▶ Objective
Give the data below again exactly as written, without its pictures.

--- Begin Source records ---

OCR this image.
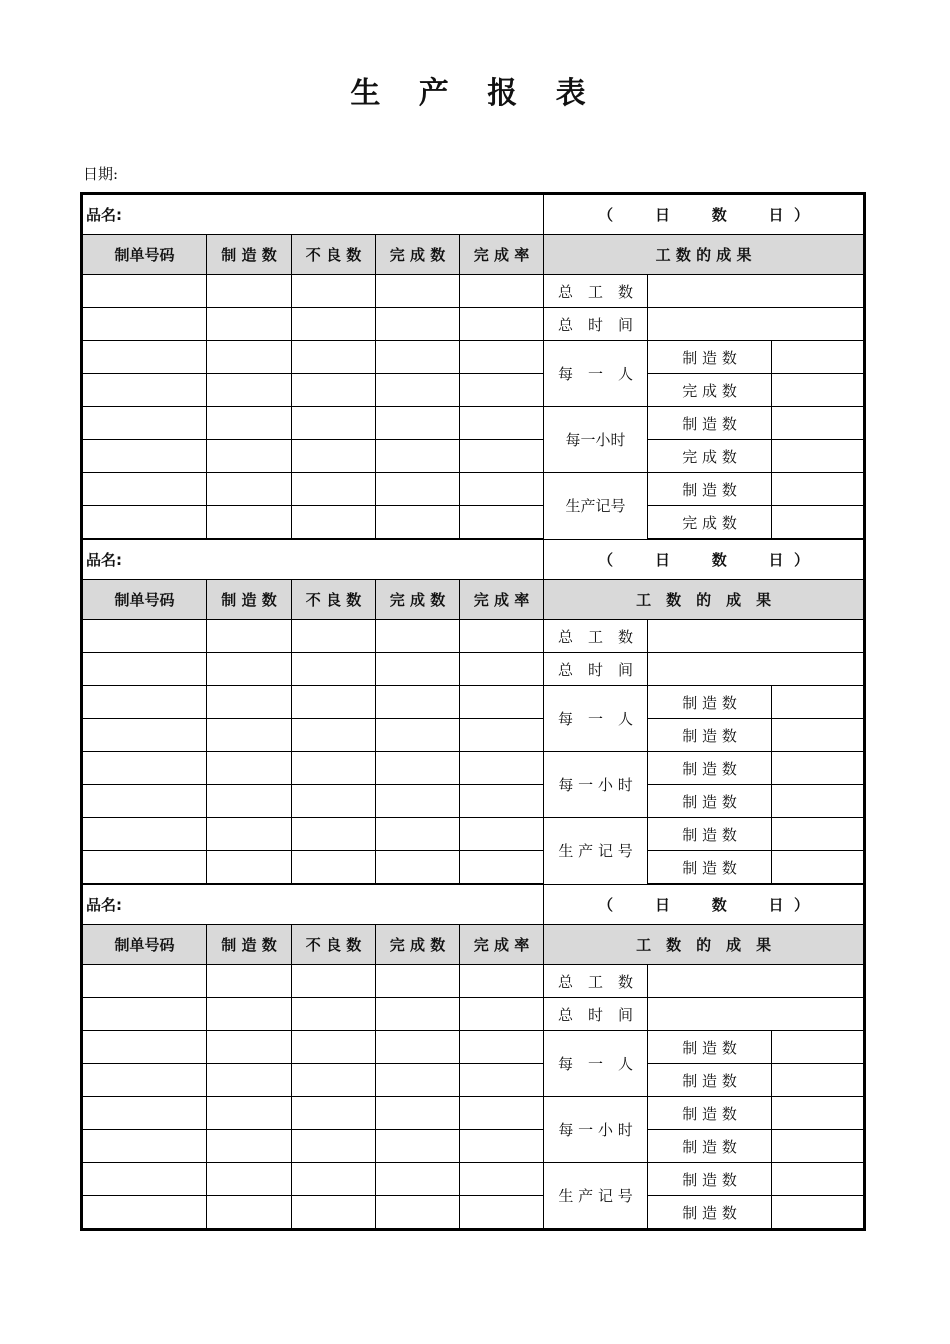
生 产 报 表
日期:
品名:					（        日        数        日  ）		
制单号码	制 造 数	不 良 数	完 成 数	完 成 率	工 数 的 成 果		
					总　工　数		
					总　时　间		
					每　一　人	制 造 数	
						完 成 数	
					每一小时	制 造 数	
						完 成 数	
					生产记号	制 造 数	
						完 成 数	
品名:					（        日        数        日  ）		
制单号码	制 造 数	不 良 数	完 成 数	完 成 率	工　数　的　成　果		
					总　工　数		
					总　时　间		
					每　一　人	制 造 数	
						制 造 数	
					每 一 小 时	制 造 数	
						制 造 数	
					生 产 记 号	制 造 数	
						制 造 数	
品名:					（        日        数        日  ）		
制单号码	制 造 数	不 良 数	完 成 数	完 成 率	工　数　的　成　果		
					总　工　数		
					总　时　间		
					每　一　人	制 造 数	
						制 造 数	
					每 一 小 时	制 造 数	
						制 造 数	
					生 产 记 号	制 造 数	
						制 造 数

--- End Source records ---

▶ Solution for this task
OCR this image.
生 产 报 表
日期:
品名:					（        日        数        日  ）		
制单号码	制 造 数	不 良 数	完 成 数	完 成 率	工 数 的 成 果		
					总　工　数		
					总　时　间		
					每　一　人	制 造 数	
						完 成 数	
					每一小时	制 造 数	
						完 成 数	
					生产记号	制 造 数	
						完 成 数	
品名:					（        日        数        日  ）		
制单号码	制 造 数	不 良 数	完 成 数	完 成 率	工　数　的　成　果		
					总　工　数		
					总　时　间		
					每　一　人	制 造 数	
						制 造 数	
					每 一 小 时	制 造 数	
						制 造 数	
					生 产 记 号	制 造 数	
						制 造 数	
品名:					（        日        数        日  ）		
制单号码	制 造 数	不 良 数	完 成 数	完 成 率	工　数　的　成　果		
					总　工　数		
					总　时　间		
					每　一　人	制 造 数	
						制 造 数	
					每 一 小 时	制 造 数	
						制 造 数	
					生 产 记 号	制 造 数	
						制 造 数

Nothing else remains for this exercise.